__Written problem__.
Arrange the entries as a Markdown table with the columns "Row" and "Entry line," starting at the line that contains "box-group [291, 503, 324, 618]" and ending at the line that contains "strip-title: 2015 [815, 17, 860, 39]", both included. Omit blank lines and cover no other lines.

Item position entries:
=-=-=
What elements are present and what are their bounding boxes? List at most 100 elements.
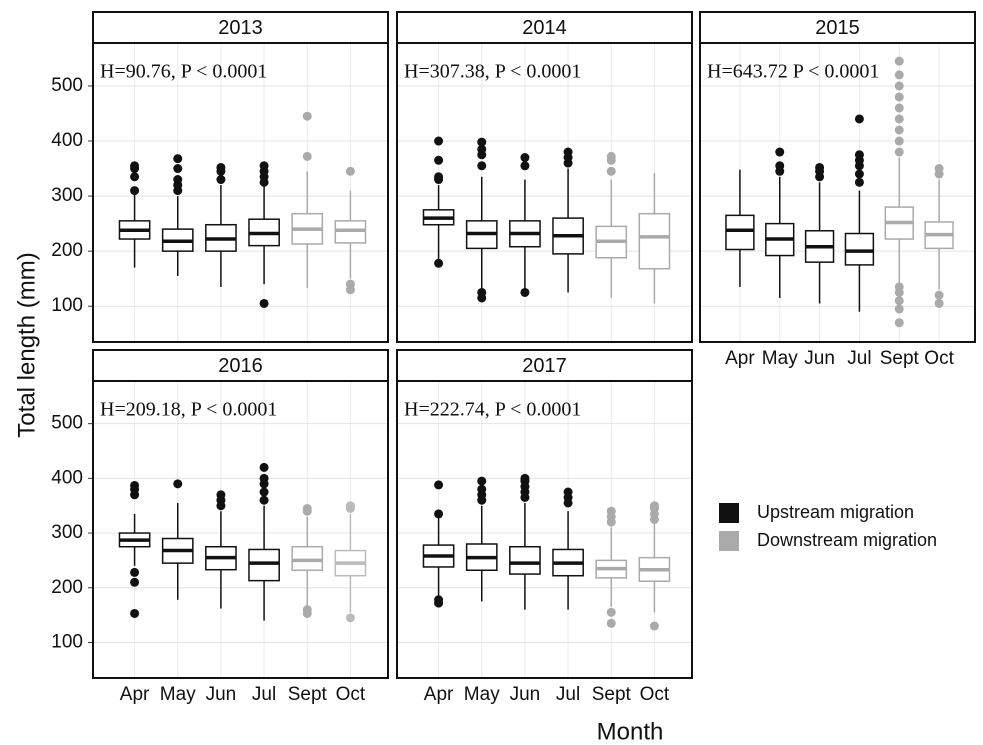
box-group [291, 503, 324, 618]
outlier [477, 161, 487, 171]
x-tick-label: May [762, 348, 798, 369]
box-group [465, 137, 498, 303]
outlier [775, 161, 785, 171]
plot-background [700, 43, 975, 342]
box-group [844, 114, 875, 312]
outlier [894, 81, 904, 91]
legend-label: Upstream migration [757, 502, 914, 522]
outlier [775, 147, 785, 157]
outlier [520, 161, 530, 171]
box-group [422, 136, 455, 268]
outlier [894, 147, 904, 157]
strip-title: 2016 [218, 355, 263, 377]
box-group [725, 169, 755, 287]
y-tick-label: 400 [51, 130, 83, 151]
outlier [854, 150, 864, 160]
outlier [259, 473, 269, 483]
y-tick-label: 500 [51, 75, 83, 96]
outlier [434, 155, 444, 165]
strip [396, 349, 693, 382]
outlier [854, 114, 864, 124]
outlier [477, 287, 487, 297]
outlier [649, 621, 659, 631]
strip [92, 11, 389, 44]
box-group [334, 166, 367, 295]
y-axis-label: Total length (mm) [13, 252, 40, 437]
annotation: H=222.74, P < 0.0001 [404, 399, 581, 421]
x-tick-label: Apr [120, 684, 150, 705]
outlier [434, 595, 444, 605]
annotation: H=643.72 P < 0.0001 [707, 61, 879, 83]
x-axis-label: Month [597, 718, 664, 745]
strip-title: 2013 [218, 17, 263, 39]
x-tick-label: Sept [592, 684, 632, 705]
box-group [595, 151, 628, 298]
outlier [345, 166, 355, 176]
box-group [161, 154, 194, 276]
y-tick-label: 200 [51, 240, 83, 261]
x-tick-label: Oct [640, 684, 670, 705]
box-group [118, 161, 151, 268]
x-tick-label: Jul [252, 684, 276, 705]
outlier [259, 462, 269, 472]
outlier [934, 164, 944, 174]
box-group [638, 501, 671, 631]
plot-background [93, 43, 388, 342]
outlier [130, 567, 140, 577]
x-tick-label: Apr [424, 684, 454, 705]
box-group [884, 56, 914, 328]
box-group [924, 164, 954, 308]
strip-title: 2015 [815, 17, 860, 39]
annotation: H=209.18, P < 0.0001 [100, 399, 277, 421]
plot-background [93, 381, 388, 678]
box-group [552, 487, 584, 610]
annotation: H=307.38, P < 0.0001 [404, 61, 581, 83]
strip [396, 11, 693, 44]
outlier [815, 162, 825, 172]
y-tick-label: 100 [51, 631, 83, 652]
outlier [434, 509, 444, 519]
x-tick-label: Apr [725, 348, 755, 369]
outlier [477, 144, 487, 154]
outlier [894, 304, 904, 314]
outlier [894, 70, 904, 80]
outlier [894, 114, 904, 124]
annotation: H=90.76, P < 0.0001 [100, 61, 267, 83]
x-tick-label: Oct [336, 684, 366, 705]
outlier [302, 151, 312, 161]
outlier [130, 186, 140, 196]
outlier [259, 487, 269, 497]
outlier [259, 161, 269, 171]
box-group [205, 162, 237, 287]
strip-title: 2014 [522, 17, 567, 39]
x-tick-label: Jun [804, 348, 835, 369]
outlier [216, 162, 226, 172]
outlier [563, 147, 573, 157]
outlier [606, 166, 616, 176]
outlier [854, 177, 864, 187]
outlier [130, 608, 140, 618]
box [291, 545, 324, 571]
outlier [563, 487, 573, 497]
outlier [606, 618, 616, 628]
box-group [465, 476, 498, 602]
outlier [173, 154, 183, 164]
strip [92, 349, 389, 382]
box-group [509, 473, 541, 610]
x-tick-label: May [160, 684, 196, 705]
outlier [520, 287, 530, 297]
x-tick-label: Sept [880, 348, 920, 369]
box-group [765, 147, 795, 298]
outlier [216, 175, 226, 185]
x-tick-label: May [464, 684, 500, 705]
outlier [477, 476, 487, 486]
outlier [477, 484, 487, 494]
x-tick-label: Jun [206, 684, 237, 705]
outlier [477, 137, 487, 147]
box [638, 212, 671, 270]
outlier [520, 473, 530, 483]
outlier [173, 175, 183, 185]
plot-background [397, 381, 692, 678]
outlier [894, 296, 904, 306]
=-=-=
__Answer for the task__.
| Row | Entry line |
|---|---|
| 1 | box-group [291, 503, 324, 618] |
| 2 | outlier [477, 161, 487, 171] |
| 3 | x-tick-label: May [762, 348, 798, 369] |
| 4 | box-group [465, 137, 498, 303] |
| 5 | outlier [775, 161, 785, 171] |
| 6 | plot-background [700, 43, 975, 342] |
| 7 | box-group [844, 114, 875, 312] |
| 8 | outlier [894, 81, 904, 91] |
| 9 | legend-label: Upstream migration [757, 502, 914, 522] |
| 10 | outlier [775, 147, 785, 157] |
| 11 | outlier [520, 161, 530, 171] |
| 12 | box-group [422, 136, 455, 268] |
| 13 | outlier [894, 147, 904, 157] |
| 14 | strip-title: 2016 [218, 355, 263, 377] |
| 15 | box-group [725, 169, 755, 287] |
| 16 | y-tick-label: 400 [51, 130, 83, 151] |
| 17 | outlier [854, 150, 864, 160] |
| 18 | outlier [259, 473, 269, 483] |
| 19 | y-tick-label: 500 [51, 75, 83, 96] |
| 20 | outlier [434, 155, 444, 165] |
| 21 | strip [396, 349, 693, 382] |
| 22 | outlier [854, 114, 864, 124] |
| 23 | outlier [477, 287, 487, 297] |
| 24 | outlier [649, 621, 659, 631] |
| 25 | strip [92, 11, 389, 44] |
| 26 | box-group [334, 166, 367, 295] |
| 27 | y-axis-label: Total length (mm) [13, 252, 40, 437] |
| 28 | annotation: H=222.74, P < 0.0001 [404, 399, 581, 421] |
| 29 | x-tick-label: Apr [120, 684, 150, 705] |
| 30 | outlier [434, 595, 444, 605] |
| 31 | annotation: H=643.72 P < 0.0001 [707, 61, 879, 83] |
| 32 | x-axis-label: Month [597, 718, 664, 745] |
| 33 | strip-title: 2013 [218, 17, 263, 39] |
| 34 | x-tick-label: Sept [592, 684, 632, 705] |
| 35 | box-group [595, 151, 628, 298] |
| 36 | outlier [345, 166, 355, 176] |
| 37 | box-group [161, 154, 194, 276] |
| 38 | y-tick-label: 200 [51, 240, 83, 261] |
| 39 | x-tick-label: Oct [640, 684, 670, 705] |
| 40 | box-group [118, 161, 151, 268] |
| 41 | x-tick-label: Jul [252, 684, 276, 705] |
| 42 | outlier [259, 462, 269, 472] |
| 43 | outlier [934, 164, 944, 174] |
| 44 | box-group [638, 501, 671, 631] |
| 45 | plot-background [93, 43, 388, 342] |
| 46 | outlier [130, 567, 140, 577] |
| 47 | x-tick-label: Apr [424, 684, 454, 705] |
| 48 | box-group [884, 56, 914, 328] |
| 49 | box-group [924, 164, 954, 308] |
| 50 | strip-title: 2015 [815, 17, 860, 39] |